§ **Description of the task**: Type every record exactly as it appears.

§ **Listed records**:
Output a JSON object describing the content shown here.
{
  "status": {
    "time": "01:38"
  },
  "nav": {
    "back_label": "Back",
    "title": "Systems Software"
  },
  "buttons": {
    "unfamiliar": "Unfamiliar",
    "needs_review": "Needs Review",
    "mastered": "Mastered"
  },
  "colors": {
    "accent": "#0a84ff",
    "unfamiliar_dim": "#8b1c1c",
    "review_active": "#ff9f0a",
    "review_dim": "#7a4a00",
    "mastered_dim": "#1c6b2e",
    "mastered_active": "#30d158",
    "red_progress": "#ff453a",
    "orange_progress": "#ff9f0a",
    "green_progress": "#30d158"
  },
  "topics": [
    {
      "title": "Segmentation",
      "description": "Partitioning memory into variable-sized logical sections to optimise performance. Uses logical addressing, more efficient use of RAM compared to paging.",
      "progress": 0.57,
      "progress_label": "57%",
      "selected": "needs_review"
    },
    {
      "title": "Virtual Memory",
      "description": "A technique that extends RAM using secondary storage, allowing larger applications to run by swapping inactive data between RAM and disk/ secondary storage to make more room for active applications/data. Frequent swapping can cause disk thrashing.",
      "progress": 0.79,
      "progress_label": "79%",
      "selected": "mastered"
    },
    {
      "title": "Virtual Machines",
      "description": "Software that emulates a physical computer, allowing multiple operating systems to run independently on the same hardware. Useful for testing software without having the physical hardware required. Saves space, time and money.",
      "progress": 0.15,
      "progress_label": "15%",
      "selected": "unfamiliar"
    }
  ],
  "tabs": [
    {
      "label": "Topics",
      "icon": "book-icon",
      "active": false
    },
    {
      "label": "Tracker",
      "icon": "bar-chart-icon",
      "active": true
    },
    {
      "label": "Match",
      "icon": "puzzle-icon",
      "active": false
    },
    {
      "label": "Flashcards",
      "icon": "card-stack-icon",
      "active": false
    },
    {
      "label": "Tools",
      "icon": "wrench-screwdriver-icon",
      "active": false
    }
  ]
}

§ **Exercise output**:
Output a JSON object describing the content shown here.
{
  "status": {
    "time": "01:38"
  },
  "nav": {
    "back_label": "Back",
    "title": "Systems Software"
  },
  "buttons": {
    "unfamiliar": "Unfamiliar",
    "needs_review": "Needs Review",
    "mastered": "Mastered"
  },
  "colors": {
    "accent": "#0a84ff",
    "unfamiliar_dim": "#8b1c1c",
    "review_active": "#ff9f0a",
    "review_dim": "#7a4a00",
    "mastered_dim": "#1c6b2e",
    "mastered_active": "#30d158",
    "red_progress": "#ff453a",
    "orange_progress": "#ff9f0a",
    "green_progress": "#30d158"
  },
  "topics": [
    {
      "title": "Segmentation",
      "description": "Partitioning memory into variable-sized logical sections to optimise performance. Uses logical addressing, more efficient use of RAM compared to paging.",
      "progress": 0.57,
      "progress_label": "57%",
      "selected": "needs_review"
    },
    {
      "title": "Virtual Memory",
      "description": "A technique that extends RAM using secondary storage, allowing larger applications to run by swapping inactive data between RAM and disk/ secondary storage to make more room for active applications/data. Frequent swapping can cause disk thrashing.",
      "progress": 0.79,
      "progress_label": "79%",
      "selected": "mastered"
    },
    {
      "title": "Virtual Machines",
      "description": "Software that emulates a physical computer, allowing multiple operating systems to run independently on the same hardware. Useful for testing software without having the physical hardware required. Saves space, time and money.",
      "progress": 0.15,
      "progress_label": "15%",
      "selected": "unfamiliar"
    }
  ],
  "tabs": [
    {
      "label": "Topics",
      "icon": "book-icon",
      "active": false
    },
    {
      "label": "Tracker",
      "icon": "bar-chart-icon",
      "active": true
    },
    {
      "label": "Match",
      "icon": "puzzle-icon",
      "active": false
    },
    {
      "label": "Flashcards",
      "icon": "card-stack-icon",
      "active": false
    },
    {
      "label": "Tools",
      "icon": "wrench-screwdriver-icon",
      "active": false
    }
  ]
}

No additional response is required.